* **WHAT IS ASKED**
Copy out all lines that hold "text".

=== PROVIDED DATA ===

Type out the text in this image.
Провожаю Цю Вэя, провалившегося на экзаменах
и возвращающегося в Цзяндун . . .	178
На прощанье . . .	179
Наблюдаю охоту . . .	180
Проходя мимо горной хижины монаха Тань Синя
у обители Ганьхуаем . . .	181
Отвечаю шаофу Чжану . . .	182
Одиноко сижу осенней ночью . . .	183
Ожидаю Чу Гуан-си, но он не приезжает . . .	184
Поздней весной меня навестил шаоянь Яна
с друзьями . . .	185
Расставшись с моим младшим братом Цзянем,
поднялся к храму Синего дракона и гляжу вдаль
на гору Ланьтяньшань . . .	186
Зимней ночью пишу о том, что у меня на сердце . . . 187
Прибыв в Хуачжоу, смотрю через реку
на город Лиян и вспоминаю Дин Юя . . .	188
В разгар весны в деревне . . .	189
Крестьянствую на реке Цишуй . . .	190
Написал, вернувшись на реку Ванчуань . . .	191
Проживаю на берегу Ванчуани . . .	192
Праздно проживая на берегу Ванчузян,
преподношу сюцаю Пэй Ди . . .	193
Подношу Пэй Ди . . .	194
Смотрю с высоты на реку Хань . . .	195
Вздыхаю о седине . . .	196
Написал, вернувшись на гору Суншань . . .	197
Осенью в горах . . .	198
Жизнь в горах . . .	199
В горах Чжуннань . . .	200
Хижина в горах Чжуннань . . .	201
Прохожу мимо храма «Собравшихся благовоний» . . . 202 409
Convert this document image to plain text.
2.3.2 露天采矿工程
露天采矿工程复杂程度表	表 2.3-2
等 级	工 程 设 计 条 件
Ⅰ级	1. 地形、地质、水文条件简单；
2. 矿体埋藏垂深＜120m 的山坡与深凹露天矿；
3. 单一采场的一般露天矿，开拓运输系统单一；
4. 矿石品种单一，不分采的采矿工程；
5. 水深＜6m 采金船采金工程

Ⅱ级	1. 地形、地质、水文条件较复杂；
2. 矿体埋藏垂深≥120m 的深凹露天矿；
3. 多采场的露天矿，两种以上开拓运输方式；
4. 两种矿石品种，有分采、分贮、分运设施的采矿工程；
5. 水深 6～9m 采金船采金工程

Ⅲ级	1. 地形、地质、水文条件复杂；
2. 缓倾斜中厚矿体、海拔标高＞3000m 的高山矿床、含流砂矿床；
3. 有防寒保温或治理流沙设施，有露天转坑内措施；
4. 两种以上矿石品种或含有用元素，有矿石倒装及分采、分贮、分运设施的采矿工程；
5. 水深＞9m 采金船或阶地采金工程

===

* **REPLY**
Type out the text in this image.
Convert this document image to plain text.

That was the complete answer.